| Exercise objective |
Pick out all lines of the entries that include the word "JSON" and copy them.

| Dataset excerpts |

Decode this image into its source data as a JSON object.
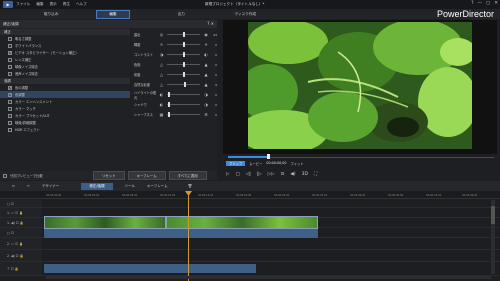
{
  "menu": {
    "items": [
      "ファイル",
      "編集",
      "表示",
      "再生",
      "ヘルプ"
    ],
    "title": "新規プロジェクト（タイトルなし）*",
    "win": [
      "?",
      "—",
      "▢",
      "✕"
    ]
  },
  "modes": [
    "取り込み",
    "編集",
    "出力",
    "ディスク作成"
  ],
  "brand": "PowerDirector",
  "panel": {
    "title": "補正/強調",
    "sec1": "補正",
    "sec1_items": [
      {
        "label": "明るさ調整",
        "checked": false
      },
      {
        "label": "ホワイトバランス",
        "checked": false
      },
      {
        "label": "ビデオ スタビライザー（モーション補正）",
        "checked": true
      },
      {
        "label": "レンズ補正",
        "checked": false
      },
      {
        "label": "映像ノイズ除去",
        "checked": false
      },
      {
        "label": "音声ノイズ除去",
        "checked": false
      }
    ],
    "sec2": "強調",
    "sec2_items": [
      {
        "label": "色の調整",
        "checked": true,
        "selected": false
      },
      {
        "label": "色調整",
        "checked": true,
        "selected": true
      },
      {
        "label": "カラー エンハンスメント",
        "checked": false,
        "selected": false
      },
      {
        "label": "カラー マッチ",
        "checked": false,
        "selected": false
      },
      {
        "label": "カラー プリセット/LUT",
        "checked": false,
        "selected": false
      },
      {
        "label": "映像/詳細調整",
        "checked": false,
        "selected": false
      },
      {
        "label": "HDR エフェクト",
        "checked": false,
        "selected": false
      }
    ],
    "sliders": [
      {
        "label": "露出",
        "value": 0.5,
        "num": "43"
      },
      {
        "label": "輝度",
        "value": 0.5,
        "num": "0"
      },
      {
        "label": "コントラスト",
        "value": 0.5,
        "num": "0"
      },
      {
        "label": "色相",
        "value": 0.5,
        "num": "0"
      },
      {
        "label": "彩度",
        "value": 0.5,
        "num": "0"
      },
      {
        "label": "自然な彩度",
        "value": 0.55,
        "num": "9"
      },
      {
        "label": "ハイライトの復元",
        "value": 0.02,
        "num": "0"
      },
      {
        "label": "シャドウ",
        "value": 0.02,
        "num": "0"
      },
      {
        "label": "シャープネス",
        "value": 0.02,
        "num": "0"
      }
    ],
    "footer_check": "分割プレビューで比較",
    "buttons": [
      "リセット",
      "キーフレーム",
      "すべてに適用"
    ]
  },
  "playback": {
    "times": [
      "00:00:00;00",
      "00;00",
      "00;00"
    ],
    "fit": "フィット",
    "labels": [
      "クリップ",
      "ムービー"
    ]
  },
  "toolbar": {
    "items": [
      "デザイナー",
      "修正/強調",
      "ツール",
      "キーフレーム"
    ]
  },
  "timeline": {
    "ticks": [
      "00;00;00;00",
      "00;00;03;10",
      "00;00;06;20",
      "00;00;10;00",
      "00;00;13;10",
      "00;00;16;20",
      "00;00;20;00",
      "00;00;23;10",
      "00;00;26;20",
      "00;00;30;00",
      "00;00;33;10",
      "00;00;36;20"
    ]
  },
  "colors": {
    "accent": "#3d8be0",
    "playhead": "#d29a2e",
    "selection": "#2f4560"
  }
}
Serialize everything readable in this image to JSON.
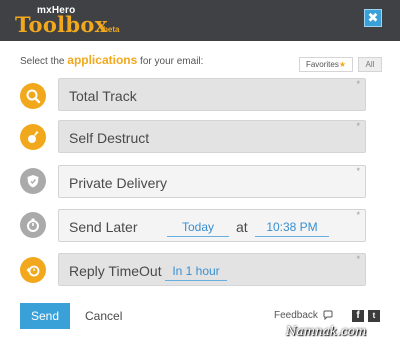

| Task output |
Decode this image into its source data as a JSON object.
Serialize everything readable in this image to JSON.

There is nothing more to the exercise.